[Collected data]
------------------------------
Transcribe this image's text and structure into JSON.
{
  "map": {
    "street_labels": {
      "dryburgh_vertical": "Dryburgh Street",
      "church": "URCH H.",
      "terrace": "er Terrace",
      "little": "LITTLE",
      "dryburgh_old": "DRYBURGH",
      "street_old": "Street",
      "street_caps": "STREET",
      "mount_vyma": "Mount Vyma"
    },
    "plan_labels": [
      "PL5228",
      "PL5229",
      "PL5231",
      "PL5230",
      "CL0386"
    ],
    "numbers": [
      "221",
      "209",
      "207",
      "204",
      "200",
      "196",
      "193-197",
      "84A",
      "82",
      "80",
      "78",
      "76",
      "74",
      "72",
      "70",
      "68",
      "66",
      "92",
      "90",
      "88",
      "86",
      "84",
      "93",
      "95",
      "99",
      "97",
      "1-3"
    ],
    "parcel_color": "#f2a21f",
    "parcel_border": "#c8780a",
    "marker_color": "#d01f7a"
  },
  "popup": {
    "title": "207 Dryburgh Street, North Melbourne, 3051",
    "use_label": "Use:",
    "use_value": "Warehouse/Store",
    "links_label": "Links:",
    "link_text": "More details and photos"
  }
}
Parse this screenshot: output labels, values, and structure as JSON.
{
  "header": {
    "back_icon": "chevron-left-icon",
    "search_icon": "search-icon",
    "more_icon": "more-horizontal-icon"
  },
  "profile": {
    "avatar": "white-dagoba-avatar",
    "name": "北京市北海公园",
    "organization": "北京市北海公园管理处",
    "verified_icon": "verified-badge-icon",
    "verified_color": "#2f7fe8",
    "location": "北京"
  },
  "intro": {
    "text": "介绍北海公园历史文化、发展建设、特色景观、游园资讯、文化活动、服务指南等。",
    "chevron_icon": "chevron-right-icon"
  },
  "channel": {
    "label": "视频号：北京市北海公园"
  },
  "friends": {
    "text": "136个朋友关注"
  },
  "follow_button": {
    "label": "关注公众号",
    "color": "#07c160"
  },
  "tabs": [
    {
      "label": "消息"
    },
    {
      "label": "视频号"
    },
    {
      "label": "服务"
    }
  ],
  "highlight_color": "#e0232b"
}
------------------------------
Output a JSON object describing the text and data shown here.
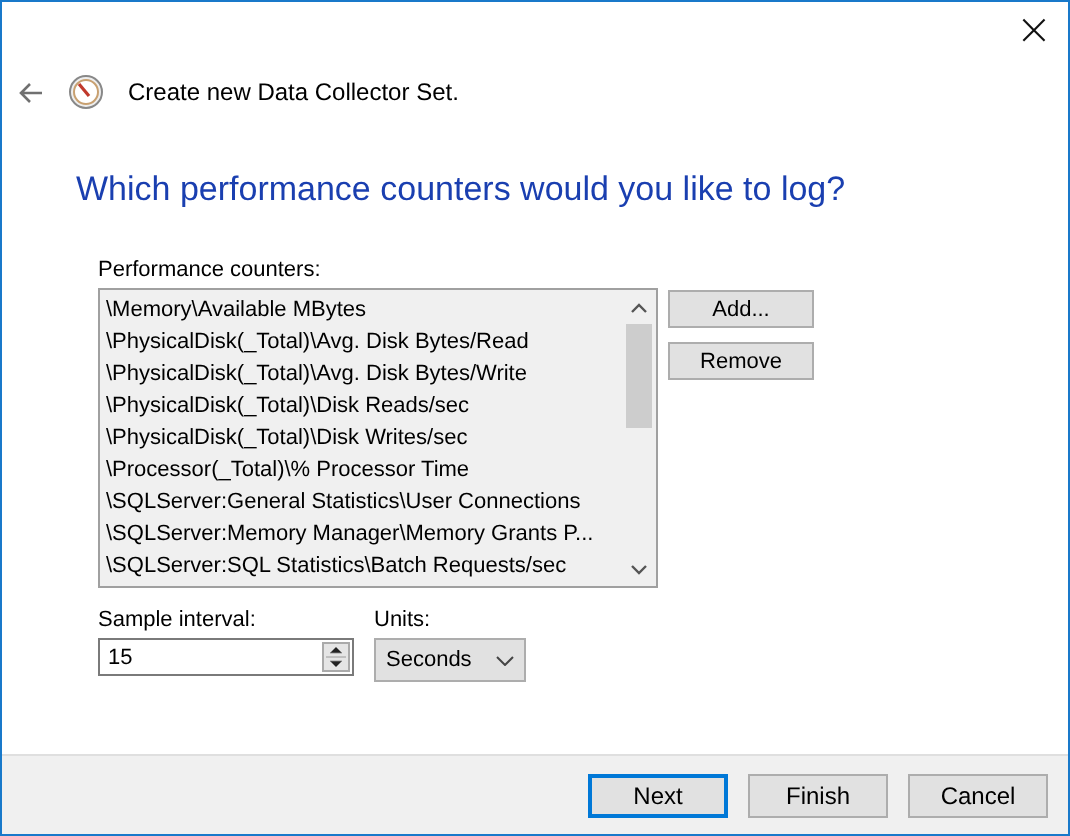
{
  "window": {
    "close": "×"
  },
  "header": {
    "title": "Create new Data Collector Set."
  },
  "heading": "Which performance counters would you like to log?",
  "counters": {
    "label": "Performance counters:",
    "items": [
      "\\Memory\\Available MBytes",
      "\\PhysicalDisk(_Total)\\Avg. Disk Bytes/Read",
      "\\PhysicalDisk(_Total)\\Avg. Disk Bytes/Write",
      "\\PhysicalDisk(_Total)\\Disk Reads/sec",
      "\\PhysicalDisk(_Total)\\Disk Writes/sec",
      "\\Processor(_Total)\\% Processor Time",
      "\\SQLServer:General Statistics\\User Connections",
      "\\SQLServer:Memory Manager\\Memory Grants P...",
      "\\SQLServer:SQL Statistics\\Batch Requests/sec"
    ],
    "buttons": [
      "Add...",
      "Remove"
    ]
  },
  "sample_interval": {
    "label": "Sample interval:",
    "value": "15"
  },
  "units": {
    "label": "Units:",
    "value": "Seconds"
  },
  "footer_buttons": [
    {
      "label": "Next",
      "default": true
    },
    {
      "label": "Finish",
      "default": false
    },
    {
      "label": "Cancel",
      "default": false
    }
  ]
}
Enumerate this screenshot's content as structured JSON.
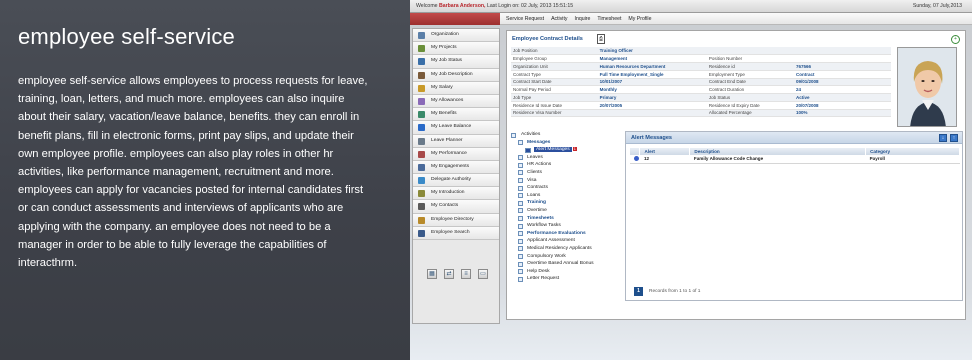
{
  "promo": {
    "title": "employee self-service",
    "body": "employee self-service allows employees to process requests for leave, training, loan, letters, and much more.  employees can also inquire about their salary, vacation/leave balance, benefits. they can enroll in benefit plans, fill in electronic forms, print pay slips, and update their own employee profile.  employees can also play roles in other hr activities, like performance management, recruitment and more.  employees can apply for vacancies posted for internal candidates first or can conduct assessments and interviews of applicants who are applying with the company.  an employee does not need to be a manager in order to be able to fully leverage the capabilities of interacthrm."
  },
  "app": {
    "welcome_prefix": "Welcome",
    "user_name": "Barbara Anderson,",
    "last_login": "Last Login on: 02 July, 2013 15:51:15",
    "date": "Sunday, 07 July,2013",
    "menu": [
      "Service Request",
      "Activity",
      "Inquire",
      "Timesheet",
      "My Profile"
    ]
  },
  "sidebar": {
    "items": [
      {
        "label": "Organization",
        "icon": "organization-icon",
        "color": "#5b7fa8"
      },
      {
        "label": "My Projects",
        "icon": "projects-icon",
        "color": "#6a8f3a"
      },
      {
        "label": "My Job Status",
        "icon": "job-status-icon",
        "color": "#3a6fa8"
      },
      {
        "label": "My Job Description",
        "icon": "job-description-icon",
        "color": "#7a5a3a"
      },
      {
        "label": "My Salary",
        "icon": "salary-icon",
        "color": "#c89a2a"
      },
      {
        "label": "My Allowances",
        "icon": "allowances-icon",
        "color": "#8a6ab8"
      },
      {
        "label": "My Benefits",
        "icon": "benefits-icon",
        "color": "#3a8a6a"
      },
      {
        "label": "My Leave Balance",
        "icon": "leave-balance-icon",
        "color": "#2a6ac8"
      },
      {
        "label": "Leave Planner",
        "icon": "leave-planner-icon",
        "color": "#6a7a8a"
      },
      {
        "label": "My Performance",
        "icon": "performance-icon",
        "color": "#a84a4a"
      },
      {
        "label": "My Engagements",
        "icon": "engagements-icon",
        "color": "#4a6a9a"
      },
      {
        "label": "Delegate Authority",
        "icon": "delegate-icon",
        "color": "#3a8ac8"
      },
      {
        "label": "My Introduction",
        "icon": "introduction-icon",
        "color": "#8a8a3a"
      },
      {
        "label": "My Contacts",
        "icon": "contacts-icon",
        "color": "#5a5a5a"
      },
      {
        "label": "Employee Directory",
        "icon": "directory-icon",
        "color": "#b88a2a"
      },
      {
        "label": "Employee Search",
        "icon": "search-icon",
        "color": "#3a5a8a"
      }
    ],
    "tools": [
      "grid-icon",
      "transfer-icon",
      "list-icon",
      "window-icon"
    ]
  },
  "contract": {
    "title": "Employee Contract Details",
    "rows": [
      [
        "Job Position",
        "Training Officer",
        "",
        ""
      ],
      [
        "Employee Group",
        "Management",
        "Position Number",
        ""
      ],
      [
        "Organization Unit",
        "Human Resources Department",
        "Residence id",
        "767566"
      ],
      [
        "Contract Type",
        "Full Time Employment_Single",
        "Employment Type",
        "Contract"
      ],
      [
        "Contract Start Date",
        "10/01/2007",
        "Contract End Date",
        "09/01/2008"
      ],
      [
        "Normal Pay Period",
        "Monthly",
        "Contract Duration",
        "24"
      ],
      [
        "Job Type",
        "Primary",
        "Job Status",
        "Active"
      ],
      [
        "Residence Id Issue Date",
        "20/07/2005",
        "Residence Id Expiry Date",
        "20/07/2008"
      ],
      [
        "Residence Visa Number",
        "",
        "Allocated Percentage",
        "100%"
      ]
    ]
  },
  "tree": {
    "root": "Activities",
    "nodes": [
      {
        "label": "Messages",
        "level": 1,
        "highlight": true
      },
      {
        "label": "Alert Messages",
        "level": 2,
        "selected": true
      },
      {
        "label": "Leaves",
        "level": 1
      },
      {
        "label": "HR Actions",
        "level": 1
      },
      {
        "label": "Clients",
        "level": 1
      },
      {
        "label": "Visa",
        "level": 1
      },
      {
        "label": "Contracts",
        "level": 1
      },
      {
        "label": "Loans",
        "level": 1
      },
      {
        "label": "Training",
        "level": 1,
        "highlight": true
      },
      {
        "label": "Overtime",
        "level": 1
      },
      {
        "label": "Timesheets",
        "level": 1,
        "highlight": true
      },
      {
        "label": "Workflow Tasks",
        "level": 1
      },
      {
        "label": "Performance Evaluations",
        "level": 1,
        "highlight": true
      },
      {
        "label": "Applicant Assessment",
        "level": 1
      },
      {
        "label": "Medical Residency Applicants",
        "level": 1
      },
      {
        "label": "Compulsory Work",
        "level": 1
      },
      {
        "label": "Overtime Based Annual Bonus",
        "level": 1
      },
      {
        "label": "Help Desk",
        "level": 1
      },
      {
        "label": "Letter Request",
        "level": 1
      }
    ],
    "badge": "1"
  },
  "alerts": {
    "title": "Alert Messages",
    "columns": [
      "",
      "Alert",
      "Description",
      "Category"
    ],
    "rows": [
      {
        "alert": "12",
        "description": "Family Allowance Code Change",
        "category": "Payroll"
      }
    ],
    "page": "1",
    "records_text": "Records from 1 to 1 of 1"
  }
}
------------------------------
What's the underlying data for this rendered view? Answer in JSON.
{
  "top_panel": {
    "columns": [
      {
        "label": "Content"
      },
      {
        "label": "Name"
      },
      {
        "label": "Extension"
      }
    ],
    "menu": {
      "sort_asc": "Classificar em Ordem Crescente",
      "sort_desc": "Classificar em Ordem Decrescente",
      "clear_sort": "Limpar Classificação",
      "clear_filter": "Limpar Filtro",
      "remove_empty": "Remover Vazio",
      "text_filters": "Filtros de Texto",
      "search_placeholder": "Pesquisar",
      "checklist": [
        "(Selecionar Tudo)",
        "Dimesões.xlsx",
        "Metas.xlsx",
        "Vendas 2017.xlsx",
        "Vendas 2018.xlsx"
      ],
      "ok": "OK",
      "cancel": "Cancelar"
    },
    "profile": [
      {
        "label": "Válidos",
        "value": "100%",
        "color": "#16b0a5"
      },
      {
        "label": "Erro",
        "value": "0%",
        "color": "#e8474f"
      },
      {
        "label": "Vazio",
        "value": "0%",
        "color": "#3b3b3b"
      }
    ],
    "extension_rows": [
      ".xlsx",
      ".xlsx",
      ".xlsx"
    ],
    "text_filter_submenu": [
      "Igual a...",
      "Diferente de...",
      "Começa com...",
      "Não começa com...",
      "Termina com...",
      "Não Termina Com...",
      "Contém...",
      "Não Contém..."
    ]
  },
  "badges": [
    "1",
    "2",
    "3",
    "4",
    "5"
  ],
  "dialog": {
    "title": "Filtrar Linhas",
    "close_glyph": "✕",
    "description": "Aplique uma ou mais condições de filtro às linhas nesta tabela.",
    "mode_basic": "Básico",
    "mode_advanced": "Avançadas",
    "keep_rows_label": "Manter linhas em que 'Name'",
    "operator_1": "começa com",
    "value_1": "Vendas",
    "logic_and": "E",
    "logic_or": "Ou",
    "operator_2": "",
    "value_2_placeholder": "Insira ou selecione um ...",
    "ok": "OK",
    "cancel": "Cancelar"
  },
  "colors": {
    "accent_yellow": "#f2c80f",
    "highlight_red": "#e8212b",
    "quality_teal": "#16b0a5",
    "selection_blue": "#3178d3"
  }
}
------------------------------
From the entries above, pull out each line that includes "Type".

        "Contract Type",
        "Employment Type",
        "Job Type",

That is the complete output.